- _Data entries_:
** BEGIN **

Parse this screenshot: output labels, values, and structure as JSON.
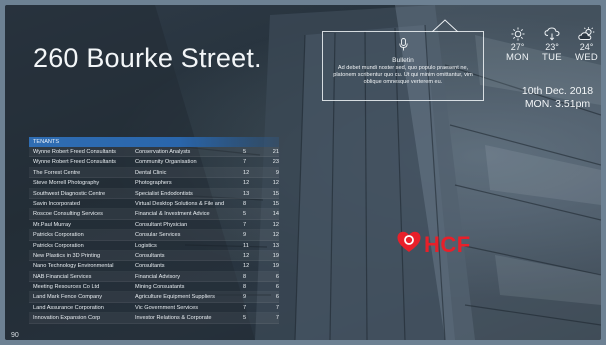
{
  "title": "260 Bourke Street.",
  "bulletin": {
    "heading": "Bulletin",
    "body": "Ad debet mundi noster sed, quo populo praesent ne, platonem scribentur quo cu. Ut qui minim omittantur, vim oblique omnesque verterem eu."
  },
  "weather": [
    {
      "icon": "sun-icon",
      "temp": "27°",
      "day": "MON"
    },
    {
      "icon": "rain-cloud-icon",
      "temp": "23°",
      "day": "TUE"
    },
    {
      "icon": "partly-cloudy-icon",
      "temp": "24°",
      "day": "WED"
    }
  ],
  "date": "10th Dec. 2018",
  "time": "MON. 3.51pm",
  "tenants": {
    "heading": "TENANTS",
    "rows": [
      {
        "name": "Wynne Robert Freed Consultants",
        "category": "Conservation Analysts",
        "level": "5",
        "suite": "21"
      },
      {
        "name": "Wynne Robert Freed Consultants",
        "category": "Community Organisation",
        "level": "7",
        "suite": "23"
      },
      {
        "name": "The Forrest Centre",
        "category": "Dental Clinic",
        "level": "12",
        "suite": "9"
      },
      {
        "name": "Steve Morrell Photography",
        "category": "Photographers",
        "level": "12",
        "suite": "12"
      },
      {
        "name": "Southwest Diagnostic Centre",
        "category": "Specialist Endodontists",
        "level": "13",
        "suite": "15"
      },
      {
        "name": "Savin Incorporated",
        "category": "Virtual Desktop Solutions & File and",
        "level": "8",
        "suite": "15"
      },
      {
        "name": "Roscoe Consulting Services",
        "category": "Financial & Investment Advice",
        "level": "5",
        "suite": "14"
      },
      {
        "name": "Mr.Paul Murray",
        "category": "Consultant Physician",
        "level": "7",
        "suite": "12"
      },
      {
        "name": "Patricks Corporation",
        "category": "Consular Services",
        "level": "9",
        "suite": "12"
      },
      {
        "name": "Patricks Corporation",
        "category": "Logistics",
        "level": "11",
        "suite": "13"
      },
      {
        "name": "New Plastics in 3D Printing",
        "category": "Consultants",
        "level": "12",
        "suite": "19"
      },
      {
        "name": "Nano Technology Environmental",
        "category": "Consultants",
        "level": "12",
        "suite": "19"
      },
      {
        "name": "NAB Financial Services",
        "category": "Financial Advisory",
        "level": "8",
        "suite": "6"
      },
      {
        "name": "Meeting Resources Co Ltd",
        "category": "Mining Consuatants",
        "level": "8",
        "suite": "6"
      },
      {
        "name": "Land Mark Fence Company",
        "category": "Agriculture Equipment Suppliers",
        "level": "9",
        "suite": "6"
      },
      {
        "name": "Land Assurance Corporation",
        "category": "Vic Government Services",
        "level": "7",
        "suite": "7"
      },
      {
        "name": "Innovation Expansion Corp",
        "category": "Investor Relations & Corporate",
        "level": "5",
        "suite": "7"
      }
    ]
  },
  "logo": {
    "text": "HCF",
    "color": "#e8202a"
  },
  "corner_mark": "90"
}
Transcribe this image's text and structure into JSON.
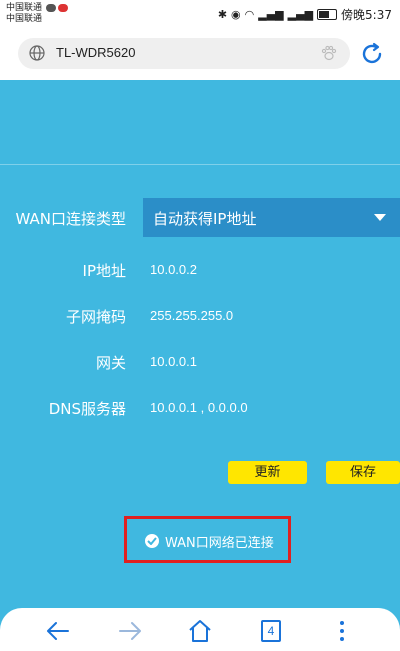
{
  "status_bar": {
    "carrier_1": "中国联通",
    "carrier_2": "中国联通",
    "clock": "傍晚5:37"
  },
  "browser": {
    "url": "TL-WDR5620",
    "tab_count": "4"
  },
  "form": {
    "wan_type_label": "WAN口连接类型",
    "wan_type_value": "自动获得IP地址",
    "ip_label": "IP地址",
    "ip_value": "10.0.0.2",
    "mask_label": "子网掩码",
    "mask_value": "255.255.255.0",
    "gateway_label": "网关",
    "gateway_value": "10.0.0.1",
    "dns_label": "DNS服务器",
    "dns_value": "10.0.0.1 , 0.0.0.0",
    "refresh_label": "更新",
    "save_label": "保存",
    "status_text": "WAN口网络已连接"
  },
  "colors": {
    "background": "#40b8e0",
    "select_bg": "#2b8ec8",
    "button_yellow": "#ffe600",
    "highlight_red": "#e02020",
    "nav_blue": "#1a73d9"
  }
}
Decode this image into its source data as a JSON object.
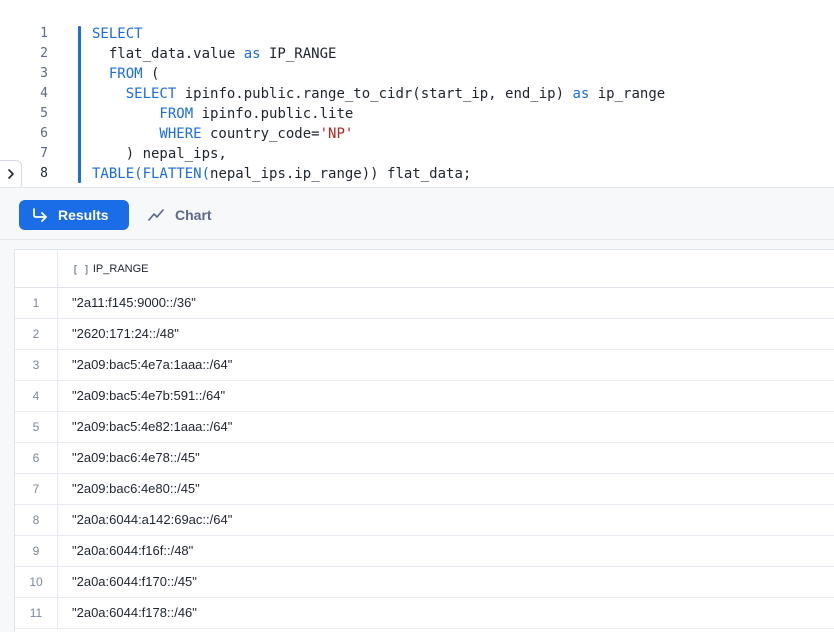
{
  "editor": {
    "line_numbers": [
      "1",
      "2",
      "3",
      "4",
      "5",
      "6",
      "7",
      "8"
    ],
    "lines": [
      [
        {
          "t": "SELECT",
          "c": "kw"
        }
      ],
      [
        {
          "t": "  flat_data.value ",
          "c": "id"
        },
        {
          "t": "as",
          "c": "kw"
        },
        {
          "t": " IP_RANGE",
          "c": "id"
        }
      ],
      [
        {
          "t": "  FROM",
          "c": "kw"
        },
        {
          "t": " (",
          "c": "id"
        }
      ],
      [
        {
          "t": "    SELECT",
          "c": "kw"
        },
        {
          "t": " ipinfo.public.range_to_cidr(start_ip, end_ip) ",
          "c": "id"
        },
        {
          "t": "as",
          "c": "kw"
        },
        {
          "t": " ip_range",
          "c": "id"
        }
      ],
      [
        {
          "t": "        FROM",
          "c": "kw"
        },
        {
          "t": " ipinfo.public.lite",
          "c": "id"
        }
      ],
      [
        {
          "t": "        WHERE",
          "c": "kw"
        },
        {
          "t": " country_code=",
          "c": "id"
        },
        {
          "t": "'NP'",
          "c": "str"
        }
      ],
      [
        {
          "t": "    ) nepal_ips,",
          "c": "id"
        }
      ],
      [
        {
          "t": "TABLE(FLATTEN(",
          "c": "kw"
        },
        {
          "t": "nepal_ips.ip_range)) flat_data;",
          "c": "id"
        }
      ]
    ],
    "active_line_index": 7
  },
  "tabs": {
    "results_label": "Results",
    "chart_label": "Chart",
    "active": "results"
  },
  "grid": {
    "column_type_icon": "[ ]",
    "column_name": "IP_RANGE",
    "rows": [
      {
        "index": "1",
        "value": "\"2a11:f145:9000::/36\""
      },
      {
        "index": "2",
        "value": "\"2620:171:24::/48\""
      },
      {
        "index": "3",
        "value": "\"2a09:bac5:4e7a:1aaa::/64\""
      },
      {
        "index": "4",
        "value": "\"2a09:bac5:4e7b:591::/64\""
      },
      {
        "index": "5",
        "value": "\"2a09:bac5:4e82:1aaa::/64\""
      },
      {
        "index": "6",
        "value": "\"2a09:bac6:4e78::/45\""
      },
      {
        "index": "7",
        "value": "\"2a09:bac6:4e80::/45\""
      },
      {
        "index": "8",
        "value": "\"2a0a:6044:a142:69ac::/64\""
      },
      {
        "index": "9",
        "value": "\"2a0a:6044:f16f::/48\""
      },
      {
        "index": "10",
        "value": "\"2a0a:6044:f170::/45\""
      },
      {
        "index": "11",
        "value": "\"2a0a:6044:f178::/46\""
      }
    ]
  },
  "colors": {
    "accent": "#1a6ce7",
    "keyword": "#1a6ce7",
    "string": "#b3261e",
    "text": "#1e252f",
    "muted": "#5d6a85"
  },
  "icons": {
    "panel_toggle": "chevron-right-icon",
    "results_tab": "return-arrow-icon",
    "chart_tab": "trend-line-icon"
  }
}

** END **

- _Exercise goal_: Reproduce each line of the records exactly, and omit every picture.

- _Response to the task_:
Parse this screenshot: output labels, values, and structure as JSON.
{
  "title": "260 Bourke Street.",
  "bulletin": {
    "heading": "Bulletin",
    "body": "Ad debet mundi noster sed, quo populo praesent ne, platonem scribentur quo cu. Ut qui minim omittantur, vim oblique omnesque verterem eu."
  },
  "weather": [
    {
      "icon": "sun-icon",
      "temp": "27°",
      "day": "MON"
    },
    {
      "icon": "rain-cloud-icon",
      "temp": "23°",
      "day": "TUE"
    },
    {
      "icon": "partly-cloudy-icon",
      "temp": "24°",
      "day": "WED"
    }
  ],
  "date": "10th Dec. 2018",
  "time": "MON. 3.51pm",
  "tenants": {
    "heading": "TENANTS",
    "rows": [
      {
        "name": "Wynne Robert Freed Consultants",
        "category": "Conservation Analysts",
        "level": "5",
        "suite": "21"
      },
      {
        "name": "Wynne Robert Freed Consultants",
        "category": "Community Organisation",
        "level": "7",
        "suite": "23"
      },
      {
        "name": "The Forrest Centre",
        "category": "Dental Clinic",
        "level": "12",
        "suite": "9"
      },
      {
        "name": "Steve Morrell Photography",
        "category": "Photographers",
        "level": "12",
        "suite": "12"
      },
      {
        "name": "Southwest Diagnostic Centre",
        "category": "Specialist Endodontists",
        "level": "13",
        "suite": "15"
      },
      {
        "name": "Savin Incorporated",
        "category": "Virtual Desktop Solutions & File and",
        "level": "8",
        "suite": "15"
      },
      {
        "name": "Roscoe Consulting Services",
        "category": "Financial & Investment Advice",
        "level": "5",
        "suite": "14"
      },
      {
        "name": "Mr.Paul Murray",
        "category": "Consultant Physician",
        "level": "7",
        "suite": "12"
      },
      {
        "name": "Patricks Corporation",
        "category": "Consular Services",
        "level": "9",
        "suite": "12"
      },
      {
        "name": "Patricks Corporation",
        "category": "Logistics",
        "level": "11",
        "suite": "13"
      },
      {
        "name": "New Plastics in 3D Printing",
        "category": "Consultants",
        "level": "12",
        "suite": "19"
      },
      {
        "name": "Nano Technology Environmental",
        "category": "Consultants",
        "level": "12",
        "suite": "19"
      },
      {
        "name": "NAB Financial Services",
        "category": "Financial Advisory",
        "level": "8",
        "suite": "6"
      },
      {
        "name": "Meeting Resources Co Ltd",
        "category": "Mining Consuatants",
        "level": "8",
        "suite": "6"
      },
      {
        "name": "Land Mark Fence Company",
        "category": "Agriculture Equipment Suppliers",
        "level": "9",
        "suite": "6"
      },
      {
        "name": "Land Assurance Corporation",
        "category": "Vic Government Services",
        "level": "7",
        "suite": "7"
      },
      {
        "name": "Innovation Expansion Corp",
        "category": "Investor Relations & Corporate",
        "level": "5",
        "suite": "7"
      }
    ]
  },
  "logo": {
    "text": "HCF",
    "color": "#e8202a"
  },
  "corner_mark": "90"
}
Transcribe this image's text and structure into JSON.
{
  "status_bar": {
    "carrier_1": "中国联通",
    "carrier_2": "中国联通",
    "clock": "傍晚5:37"
  },
  "browser": {
    "url": "TL-WDR5620",
    "tab_count": "4"
  },
  "form": {
    "wan_type_label": "WAN口连接类型",
    "wan_type_value": "自动获得IP地址",
    "ip_label": "IP地址",
    "ip_value": "10.0.0.2",
    "mask_label": "子网掩码",
    "mask_value": "255.255.255.0",
    "gateway_label": "网关",
    "gateway_value": "10.0.0.1",
    "dns_label": "DNS服务器",
    "dns_value": "10.0.0.1 , 0.0.0.0",
    "refresh_label": "更新",
    "save_label": "保存",
    "status_text": "WAN口网络已连接"
  },
  "colors": {
    "background": "#40b8e0",
    "select_bg": "#2b8ec8",
    "button_yellow": "#ffe600",
    "highlight_red": "#e02020",
    "nav_blue": "#1a73d9"
  }
}
Decode this image into its source data as a JSON object.
{
  "editor": {
    "line_numbers": [
      "1",
      "2",
      "3",
      "4",
      "5",
      "6",
      "7",
      "8"
    ],
    "lines": [
      [
        {
          "t": "SELECT",
          "c": "kw"
        }
      ],
      [
        {
          "t": "  flat_data.value ",
          "c": "id"
        },
        {
          "t": "as",
          "c": "kw"
        },
        {
          "t": " IP_RANGE",
          "c": "id"
        }
      ],
      [
        {
          "t": "  FROM",
          "c": "kw"
        },
        {
          "t": " (",
          "c": "id"
        }
      ],
      [
        {
          "t": "    SELECT",
          "c": "kw"
        },
        {
          "t": " ipinfo.public.range_to_cidr(start_ip, end_ip) ",
          "c": "id"
        },
        {
          "t": "as",
          "c": "kw"
        },
        {
          "t": " ip_range",
          "c": "id"
        }
      ],
      [
        {
          "t": "        FROM",
          "c": "kw"
        },
        {
          "t": " ipinfo.public.lite",
          "c": "id"
        }
      ],
      [
        {
          "t": "        WHERE",
          "c": "kw"
        },
        {
          "t": " country_code=",
          "c": "id"
        },
        {
          "t": "'NP'",
          "c": "str"
        }
      ],
      [
        {
          "t": "    ) nepal_ips,",
          "c": "id"
        }
      ],
      [
        {
          "t": "TABLE(FLATTEN(",
          "c": "kw"
        },
        {
          "t": "nepal_ips.ip_range)) flat_data;",
          "c": "id"
        }
      ]
    ],
    "active_line_index": 7
  },
  "tabs": {
    "results_label": "Results",
    "chart_label": "Chart",
    "active": "results"
  },
  "grid": {
    "column_type_icon": "[ ]",
    "column_name": "IP_RANGE",
    "rows": [
      {
        "index": "1",
        "value": "\"2a11:f145:9000::/36\""
      },
      {
        "index": "2",
        "value": "\"2620:171:24::/48\""
      },
      {
        "index": "3",
        "value": "\"2a09:bac5:4e7a:1aaa::/64\""
      },
      {
        "index": "4",
        "value": "\"2a09:bac5:4e7b:591::/64\""
      },
      {
        "index": "5",
        "value": "\"2a09:bac5:4e82:1aaa::/64\""
      },
      {
        "index": "6",
        "value": "\"2a09:bac6:4e78::/45\""
      },
      {
        "index": "7",
        "value": "\"2a09:bac6:4e80::/45\""
      },
      {
        "index": "8",
        "value": "\"2a0a:6044:a142:69ac::/64\""
      },
      {
        "index": "9",
        "value": "\"2a0a:6044:f16f::/48\""
      },
      {
        "index": "10",
        "value": "\"2a0a:6044:f170::/45\""
      },
      {
        "index": "11",
        "value": "\"2a0a:6044:f178::/46\""
      }
    ]
  },
  "colors": {
    "accent": "#1a6ce7",
    "keyword": "#1a6ce7",
    "string": "#b3261e",
    "text": "#1e252f",
    "muted": "#5d6a85"
  },
  "icons": {
    "panel_toggle": "chevron-right-icon",
    "results_tab": "return-arrow-icon",
    "chart_tab": "trend-line-icon"
  }
}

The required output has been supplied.